**Complete the following:**
a) In the article about donor Dan Heit, which program does he support?
b) List every label that introduces an entry in the "Giving Forward" box of the Dan Heit article.
c) Continue the article about Dan Heit and the Carnegie Museums from its last sentence.

══ Document segment

A Path Forward 

One donor wants to expand access to the therapeutic effects of visiting the Carnegie Museums.

By Chris Fleisher
People in a museum admire landscape paintings. A central figure sits, viewing a green field painting, while a family takes a photo. The scene is lively and engaged.

Giving Forward

Who: Dan Heit 

What He supports:  Community Access Memberships

Why it matters:

“Hopefully the Community Access program serves a little bit as a fulcrum for community- building. And for people to have a chance to intersect, to converse with people from parts of the city that they otherwise might not engage with.”  –Dan Heit


The summer he turned 16, Dan Heit discovered what it was like to be lonely in one of the most exciting cities on the planet.

Dan had relocated with his family from a sleepy little town in the Catskill Mountains to New York City, where his father had taken a new job. It was a change that was both thrilling and frightening, but the culture shock and absence of the girlfriend he left behind caused Dan to feel a little lost.

As he worked through his transition, Dan found refuge in the city’s great palaces of culture like the Metropolitan Museum of Art.

“I think it really awakened in me a love of art and of museums,” Heit says.

════
══ Exercise data

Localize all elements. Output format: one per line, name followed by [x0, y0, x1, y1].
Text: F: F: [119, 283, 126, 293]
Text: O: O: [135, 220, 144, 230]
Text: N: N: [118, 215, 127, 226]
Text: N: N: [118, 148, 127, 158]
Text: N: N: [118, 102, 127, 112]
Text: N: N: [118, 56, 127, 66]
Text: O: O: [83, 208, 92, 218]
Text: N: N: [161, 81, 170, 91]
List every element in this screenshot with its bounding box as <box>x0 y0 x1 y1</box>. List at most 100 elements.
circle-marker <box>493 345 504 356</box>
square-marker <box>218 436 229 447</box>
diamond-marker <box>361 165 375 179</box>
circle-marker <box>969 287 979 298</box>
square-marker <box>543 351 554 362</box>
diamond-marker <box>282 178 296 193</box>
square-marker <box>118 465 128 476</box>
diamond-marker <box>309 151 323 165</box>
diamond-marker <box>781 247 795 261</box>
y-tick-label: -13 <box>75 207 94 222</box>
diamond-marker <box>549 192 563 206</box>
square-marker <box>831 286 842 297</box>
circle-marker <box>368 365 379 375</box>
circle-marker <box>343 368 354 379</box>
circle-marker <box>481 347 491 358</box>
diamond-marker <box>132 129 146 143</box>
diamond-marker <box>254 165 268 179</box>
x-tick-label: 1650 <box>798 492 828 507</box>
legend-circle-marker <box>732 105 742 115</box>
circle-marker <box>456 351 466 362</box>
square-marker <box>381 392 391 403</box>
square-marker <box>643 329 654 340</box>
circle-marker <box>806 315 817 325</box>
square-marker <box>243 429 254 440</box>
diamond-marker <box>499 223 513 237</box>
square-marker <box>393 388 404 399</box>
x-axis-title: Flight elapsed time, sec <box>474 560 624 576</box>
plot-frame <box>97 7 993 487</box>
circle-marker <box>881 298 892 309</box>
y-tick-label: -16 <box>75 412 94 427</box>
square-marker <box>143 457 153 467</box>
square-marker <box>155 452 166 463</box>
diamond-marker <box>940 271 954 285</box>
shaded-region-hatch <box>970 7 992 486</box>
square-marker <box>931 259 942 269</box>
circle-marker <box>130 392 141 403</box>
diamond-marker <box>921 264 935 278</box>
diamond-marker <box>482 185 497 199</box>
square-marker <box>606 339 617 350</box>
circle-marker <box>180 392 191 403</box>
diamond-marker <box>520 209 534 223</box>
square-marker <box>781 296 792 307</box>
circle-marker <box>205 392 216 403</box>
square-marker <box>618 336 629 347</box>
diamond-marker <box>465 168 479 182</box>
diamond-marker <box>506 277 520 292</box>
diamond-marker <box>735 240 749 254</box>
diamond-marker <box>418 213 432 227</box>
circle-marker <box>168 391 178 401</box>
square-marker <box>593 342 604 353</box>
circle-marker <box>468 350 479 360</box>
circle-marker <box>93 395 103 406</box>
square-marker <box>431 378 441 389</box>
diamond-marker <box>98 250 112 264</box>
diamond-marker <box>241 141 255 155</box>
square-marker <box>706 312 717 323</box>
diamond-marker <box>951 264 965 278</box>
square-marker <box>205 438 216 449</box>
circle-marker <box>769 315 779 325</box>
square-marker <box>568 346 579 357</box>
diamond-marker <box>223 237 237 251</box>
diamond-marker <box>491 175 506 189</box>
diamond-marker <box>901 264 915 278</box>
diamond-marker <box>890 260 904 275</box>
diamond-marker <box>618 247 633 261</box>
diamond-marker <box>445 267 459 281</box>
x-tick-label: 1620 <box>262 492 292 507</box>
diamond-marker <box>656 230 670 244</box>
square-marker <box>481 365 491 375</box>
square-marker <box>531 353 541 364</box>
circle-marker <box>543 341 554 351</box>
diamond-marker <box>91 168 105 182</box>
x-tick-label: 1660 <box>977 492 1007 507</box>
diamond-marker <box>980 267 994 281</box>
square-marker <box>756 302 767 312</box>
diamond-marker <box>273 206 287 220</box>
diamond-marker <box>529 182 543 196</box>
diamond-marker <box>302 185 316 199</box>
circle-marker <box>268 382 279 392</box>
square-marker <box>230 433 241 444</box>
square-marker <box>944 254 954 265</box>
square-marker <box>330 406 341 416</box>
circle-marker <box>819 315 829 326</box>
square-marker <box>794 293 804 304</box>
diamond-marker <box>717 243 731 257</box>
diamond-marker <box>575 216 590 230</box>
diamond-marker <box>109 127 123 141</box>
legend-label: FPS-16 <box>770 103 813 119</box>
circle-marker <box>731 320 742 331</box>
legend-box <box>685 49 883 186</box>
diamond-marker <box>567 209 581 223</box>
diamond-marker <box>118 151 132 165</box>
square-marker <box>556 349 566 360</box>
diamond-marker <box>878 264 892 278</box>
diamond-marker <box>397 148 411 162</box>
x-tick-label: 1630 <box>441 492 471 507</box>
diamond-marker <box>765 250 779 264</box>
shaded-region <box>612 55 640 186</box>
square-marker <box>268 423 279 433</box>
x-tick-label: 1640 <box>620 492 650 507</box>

════

**Results of the exercise:**
a) He supports Community Access Memberships.

b) Who, What He supports, Why it matters

c)
Heit says he never forgot the critical refuge that museums provided him during a time when he was personally unsettled. That memory, and his professional life working with marginalized populations, is what drew him to support the Carnegie Museums’ Community Access program, which provides complimentary memberships to teens, discounted memberships for low-income families and individuals, and free access for visiting groups from the region’s community-based nonprofits.

“The program really combined with my interest in helping people find a way forward in their lives,” Heit says. “The population that JusticeWorks serves most likely doesn’t have the resources or inclination to enjoy museums. I know in my own life that museums can be a place of refuge, of nourishment, and a way of enriching my life. The Community Access program for me powerfully combines those elements.”

Community Access Memberships grew out of Carnegie Museums leadership’s vision to open up access to the museums following its 125th anniversary in 2020. Announced in October 2021, the Community Access initiative also aims to expand lifelong learning experiences through more teen-centric offerings and programming targeted to seniors. Donor support in honor of Carnegie Museums’ 125th anniversary made the launch of the program possible.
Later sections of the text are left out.